• **Directive**:
Tally the lines below that contain "나라에서". The number is the whole answer.

=== Dataset rows ===

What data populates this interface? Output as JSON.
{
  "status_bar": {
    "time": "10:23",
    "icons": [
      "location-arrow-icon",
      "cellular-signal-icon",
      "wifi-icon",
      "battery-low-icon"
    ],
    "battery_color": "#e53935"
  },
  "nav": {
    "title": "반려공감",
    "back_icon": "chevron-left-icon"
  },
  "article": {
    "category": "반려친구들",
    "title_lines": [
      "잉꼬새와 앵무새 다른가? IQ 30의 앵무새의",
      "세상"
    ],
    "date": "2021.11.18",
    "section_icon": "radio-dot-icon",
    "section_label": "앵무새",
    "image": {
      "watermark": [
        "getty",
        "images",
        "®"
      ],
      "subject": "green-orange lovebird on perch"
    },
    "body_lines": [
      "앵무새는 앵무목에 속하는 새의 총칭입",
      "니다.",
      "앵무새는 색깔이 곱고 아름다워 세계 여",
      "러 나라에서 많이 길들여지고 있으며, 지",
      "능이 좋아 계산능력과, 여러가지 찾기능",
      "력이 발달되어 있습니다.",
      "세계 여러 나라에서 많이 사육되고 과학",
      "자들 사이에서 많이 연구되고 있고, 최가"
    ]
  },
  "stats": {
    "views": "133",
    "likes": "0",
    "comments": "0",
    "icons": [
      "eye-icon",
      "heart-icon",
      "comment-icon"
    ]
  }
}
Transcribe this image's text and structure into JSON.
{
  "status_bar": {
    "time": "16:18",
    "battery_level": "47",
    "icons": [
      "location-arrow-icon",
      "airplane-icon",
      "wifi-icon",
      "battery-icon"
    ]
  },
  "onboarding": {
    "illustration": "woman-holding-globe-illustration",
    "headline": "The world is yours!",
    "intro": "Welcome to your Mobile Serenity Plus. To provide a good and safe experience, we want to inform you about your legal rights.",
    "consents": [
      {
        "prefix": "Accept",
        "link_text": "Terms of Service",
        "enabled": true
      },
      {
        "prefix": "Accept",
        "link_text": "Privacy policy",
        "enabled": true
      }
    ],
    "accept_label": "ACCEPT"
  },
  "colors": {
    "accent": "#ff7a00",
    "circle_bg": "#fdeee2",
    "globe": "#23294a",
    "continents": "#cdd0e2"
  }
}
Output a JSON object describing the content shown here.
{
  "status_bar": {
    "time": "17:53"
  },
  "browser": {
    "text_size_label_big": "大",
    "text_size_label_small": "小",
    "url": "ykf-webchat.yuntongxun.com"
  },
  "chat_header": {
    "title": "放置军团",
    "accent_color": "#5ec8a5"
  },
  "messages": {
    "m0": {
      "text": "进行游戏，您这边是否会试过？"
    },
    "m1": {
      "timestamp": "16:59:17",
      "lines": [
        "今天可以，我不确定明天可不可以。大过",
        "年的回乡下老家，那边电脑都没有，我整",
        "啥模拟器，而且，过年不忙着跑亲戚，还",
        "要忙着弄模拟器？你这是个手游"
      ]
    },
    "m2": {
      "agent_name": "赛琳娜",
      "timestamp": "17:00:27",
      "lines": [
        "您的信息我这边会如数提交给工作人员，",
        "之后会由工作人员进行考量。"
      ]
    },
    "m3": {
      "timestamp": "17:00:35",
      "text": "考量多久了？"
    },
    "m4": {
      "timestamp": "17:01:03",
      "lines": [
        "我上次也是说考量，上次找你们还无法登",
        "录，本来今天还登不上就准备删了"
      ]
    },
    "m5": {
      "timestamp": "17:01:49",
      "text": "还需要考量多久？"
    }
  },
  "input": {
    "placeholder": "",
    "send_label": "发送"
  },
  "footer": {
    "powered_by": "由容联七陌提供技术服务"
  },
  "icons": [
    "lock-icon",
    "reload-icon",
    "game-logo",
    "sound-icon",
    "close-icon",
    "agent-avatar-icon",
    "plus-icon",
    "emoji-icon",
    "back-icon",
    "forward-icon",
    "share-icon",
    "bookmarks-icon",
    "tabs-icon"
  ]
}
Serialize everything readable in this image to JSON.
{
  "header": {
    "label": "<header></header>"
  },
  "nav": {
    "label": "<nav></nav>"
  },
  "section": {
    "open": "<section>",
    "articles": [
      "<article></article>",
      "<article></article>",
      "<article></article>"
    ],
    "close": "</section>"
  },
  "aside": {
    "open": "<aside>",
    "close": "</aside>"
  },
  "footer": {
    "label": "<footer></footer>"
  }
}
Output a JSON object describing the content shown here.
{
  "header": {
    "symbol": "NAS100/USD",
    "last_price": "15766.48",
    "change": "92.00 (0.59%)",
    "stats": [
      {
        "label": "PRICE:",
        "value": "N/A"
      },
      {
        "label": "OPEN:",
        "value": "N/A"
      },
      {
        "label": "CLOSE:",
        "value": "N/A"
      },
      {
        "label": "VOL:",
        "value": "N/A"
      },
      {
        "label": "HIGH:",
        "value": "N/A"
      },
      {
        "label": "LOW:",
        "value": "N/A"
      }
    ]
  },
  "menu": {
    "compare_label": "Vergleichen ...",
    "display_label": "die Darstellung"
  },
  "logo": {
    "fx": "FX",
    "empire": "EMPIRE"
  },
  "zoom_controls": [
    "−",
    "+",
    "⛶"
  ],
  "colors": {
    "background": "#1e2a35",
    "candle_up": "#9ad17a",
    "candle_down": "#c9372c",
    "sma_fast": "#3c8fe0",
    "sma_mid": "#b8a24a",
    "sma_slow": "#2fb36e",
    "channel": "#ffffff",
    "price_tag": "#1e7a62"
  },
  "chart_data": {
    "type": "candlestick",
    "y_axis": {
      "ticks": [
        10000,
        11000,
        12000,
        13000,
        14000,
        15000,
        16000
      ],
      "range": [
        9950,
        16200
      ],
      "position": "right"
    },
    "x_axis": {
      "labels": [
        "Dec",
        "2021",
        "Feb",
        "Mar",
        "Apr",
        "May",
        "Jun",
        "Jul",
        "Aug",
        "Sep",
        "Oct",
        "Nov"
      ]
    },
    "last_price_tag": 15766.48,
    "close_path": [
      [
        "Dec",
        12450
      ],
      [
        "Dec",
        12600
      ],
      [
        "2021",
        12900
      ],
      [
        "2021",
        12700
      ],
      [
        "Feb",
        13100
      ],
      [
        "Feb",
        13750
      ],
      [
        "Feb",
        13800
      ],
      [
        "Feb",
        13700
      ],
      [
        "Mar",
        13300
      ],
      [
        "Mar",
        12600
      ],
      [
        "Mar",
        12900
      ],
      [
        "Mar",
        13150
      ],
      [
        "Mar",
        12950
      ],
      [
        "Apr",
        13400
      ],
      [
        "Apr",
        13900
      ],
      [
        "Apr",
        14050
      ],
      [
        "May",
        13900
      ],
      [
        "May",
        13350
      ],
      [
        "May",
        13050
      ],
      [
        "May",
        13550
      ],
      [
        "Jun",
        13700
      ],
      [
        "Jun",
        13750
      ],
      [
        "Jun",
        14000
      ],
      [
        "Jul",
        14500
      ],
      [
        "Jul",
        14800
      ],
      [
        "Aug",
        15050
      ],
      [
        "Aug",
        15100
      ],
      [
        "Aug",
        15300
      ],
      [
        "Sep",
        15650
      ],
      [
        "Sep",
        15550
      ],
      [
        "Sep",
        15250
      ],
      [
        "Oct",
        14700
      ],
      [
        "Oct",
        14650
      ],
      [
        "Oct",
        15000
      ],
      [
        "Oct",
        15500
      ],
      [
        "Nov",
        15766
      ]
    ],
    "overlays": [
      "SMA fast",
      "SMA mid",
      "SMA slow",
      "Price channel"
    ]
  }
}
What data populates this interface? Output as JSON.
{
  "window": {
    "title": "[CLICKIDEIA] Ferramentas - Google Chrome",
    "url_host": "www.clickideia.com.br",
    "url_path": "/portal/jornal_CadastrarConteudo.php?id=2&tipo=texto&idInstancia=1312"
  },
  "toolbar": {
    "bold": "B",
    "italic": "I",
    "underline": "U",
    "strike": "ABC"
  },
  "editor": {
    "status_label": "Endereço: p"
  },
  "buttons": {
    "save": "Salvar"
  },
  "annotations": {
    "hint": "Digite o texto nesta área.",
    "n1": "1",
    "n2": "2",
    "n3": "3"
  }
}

===

• **Full response**:
2